EXERCISE INPUT

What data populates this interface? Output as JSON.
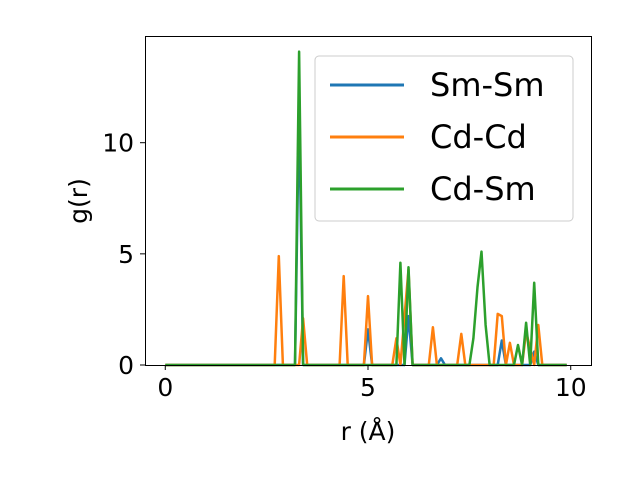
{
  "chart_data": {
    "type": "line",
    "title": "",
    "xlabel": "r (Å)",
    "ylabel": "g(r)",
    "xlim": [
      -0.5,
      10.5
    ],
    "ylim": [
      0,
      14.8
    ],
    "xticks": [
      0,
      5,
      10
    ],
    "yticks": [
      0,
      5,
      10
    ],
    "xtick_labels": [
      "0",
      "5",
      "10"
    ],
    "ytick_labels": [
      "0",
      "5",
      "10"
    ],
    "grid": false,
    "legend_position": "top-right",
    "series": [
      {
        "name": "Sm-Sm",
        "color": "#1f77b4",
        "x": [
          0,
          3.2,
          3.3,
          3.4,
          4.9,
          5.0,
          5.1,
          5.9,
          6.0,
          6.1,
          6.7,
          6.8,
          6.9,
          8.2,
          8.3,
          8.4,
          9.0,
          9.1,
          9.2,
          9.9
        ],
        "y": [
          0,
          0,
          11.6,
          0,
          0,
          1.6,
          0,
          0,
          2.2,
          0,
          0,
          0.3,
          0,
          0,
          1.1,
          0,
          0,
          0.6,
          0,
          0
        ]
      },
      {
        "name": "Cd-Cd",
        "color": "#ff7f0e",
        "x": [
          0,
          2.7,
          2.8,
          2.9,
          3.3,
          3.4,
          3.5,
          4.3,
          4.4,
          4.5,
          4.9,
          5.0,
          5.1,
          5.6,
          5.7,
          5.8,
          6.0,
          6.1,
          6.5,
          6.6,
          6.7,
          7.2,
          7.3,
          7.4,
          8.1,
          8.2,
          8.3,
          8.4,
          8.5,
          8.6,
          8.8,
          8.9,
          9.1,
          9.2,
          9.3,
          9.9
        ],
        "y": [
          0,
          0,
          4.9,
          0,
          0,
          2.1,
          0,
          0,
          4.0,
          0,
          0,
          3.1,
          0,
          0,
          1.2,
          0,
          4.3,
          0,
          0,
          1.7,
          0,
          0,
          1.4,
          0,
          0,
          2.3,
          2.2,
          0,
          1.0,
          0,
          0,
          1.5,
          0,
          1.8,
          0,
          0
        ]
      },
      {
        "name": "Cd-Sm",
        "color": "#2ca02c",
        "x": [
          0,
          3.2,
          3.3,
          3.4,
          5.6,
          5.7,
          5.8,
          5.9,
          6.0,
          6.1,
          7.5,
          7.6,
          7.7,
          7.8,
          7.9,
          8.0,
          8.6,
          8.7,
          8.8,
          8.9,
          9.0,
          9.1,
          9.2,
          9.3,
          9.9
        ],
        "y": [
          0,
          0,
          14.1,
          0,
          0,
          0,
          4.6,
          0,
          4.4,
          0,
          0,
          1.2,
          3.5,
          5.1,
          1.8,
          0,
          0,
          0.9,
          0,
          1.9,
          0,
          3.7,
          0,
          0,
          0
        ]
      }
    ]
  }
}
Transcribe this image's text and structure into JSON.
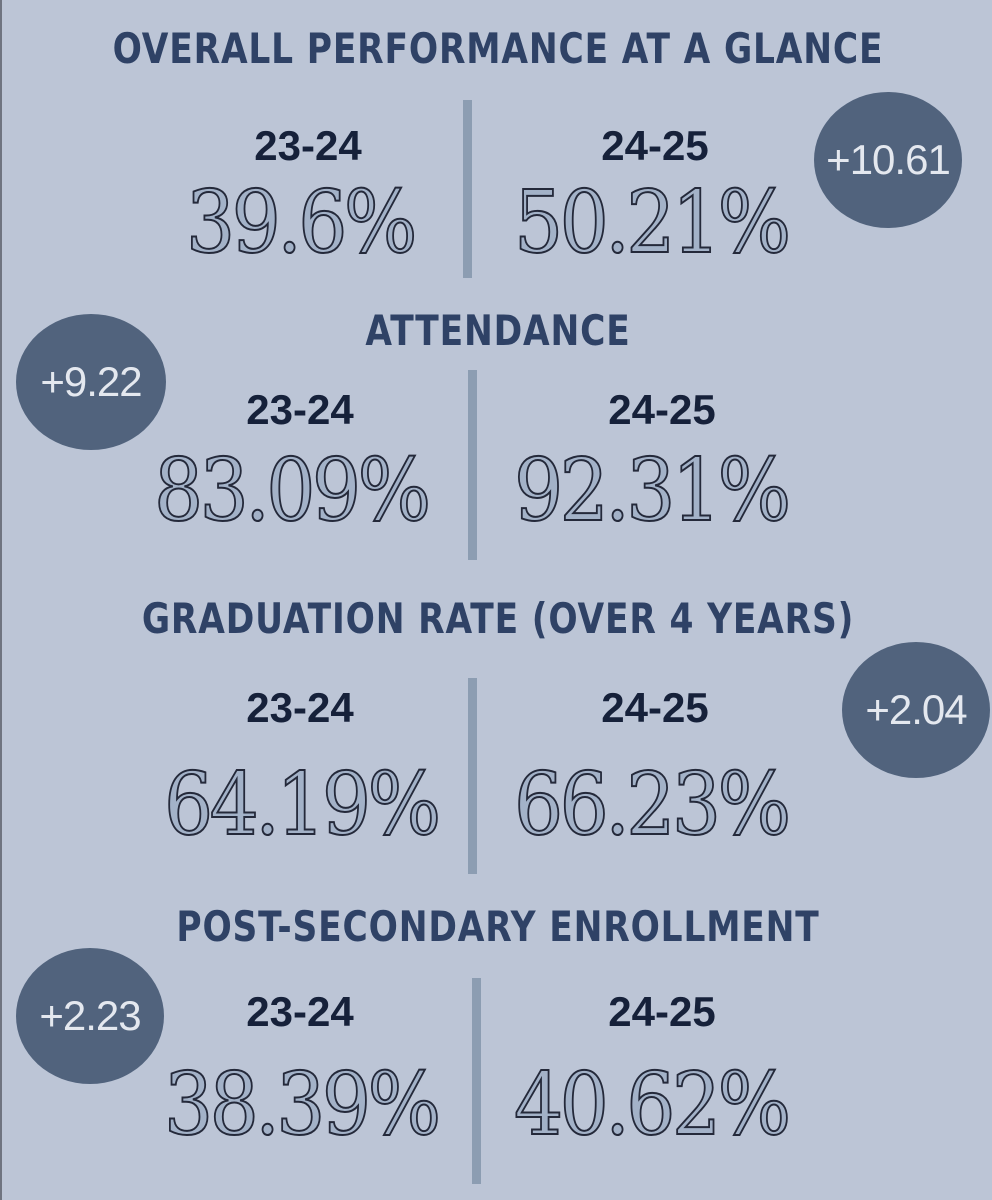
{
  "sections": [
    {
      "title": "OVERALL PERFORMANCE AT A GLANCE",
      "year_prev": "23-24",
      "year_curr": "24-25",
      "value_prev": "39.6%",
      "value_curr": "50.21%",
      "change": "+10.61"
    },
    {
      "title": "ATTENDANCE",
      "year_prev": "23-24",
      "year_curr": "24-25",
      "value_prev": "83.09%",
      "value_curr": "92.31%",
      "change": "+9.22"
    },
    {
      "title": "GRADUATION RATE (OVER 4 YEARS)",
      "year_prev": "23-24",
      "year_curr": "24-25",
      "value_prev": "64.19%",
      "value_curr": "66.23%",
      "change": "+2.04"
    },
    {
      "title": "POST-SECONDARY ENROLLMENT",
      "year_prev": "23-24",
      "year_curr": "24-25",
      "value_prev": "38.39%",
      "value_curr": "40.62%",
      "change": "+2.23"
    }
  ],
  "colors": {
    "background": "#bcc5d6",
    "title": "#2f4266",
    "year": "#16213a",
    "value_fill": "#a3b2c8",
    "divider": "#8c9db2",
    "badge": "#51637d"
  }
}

WHAT THE TASK ASKS
Pull out each line of the entries that contains "title".

WRITTEN ANSWER
    "title": "",
      "title": "OVERALL PERFORMANCE AT A GLANCE",
      "title": "ATTENDANCE",
      "title": "GRADUATION RATE (OVER 4 YEARS)",
      "title": "POST-SECONDARY ENROLLMENT",
    "title": "#2f4266",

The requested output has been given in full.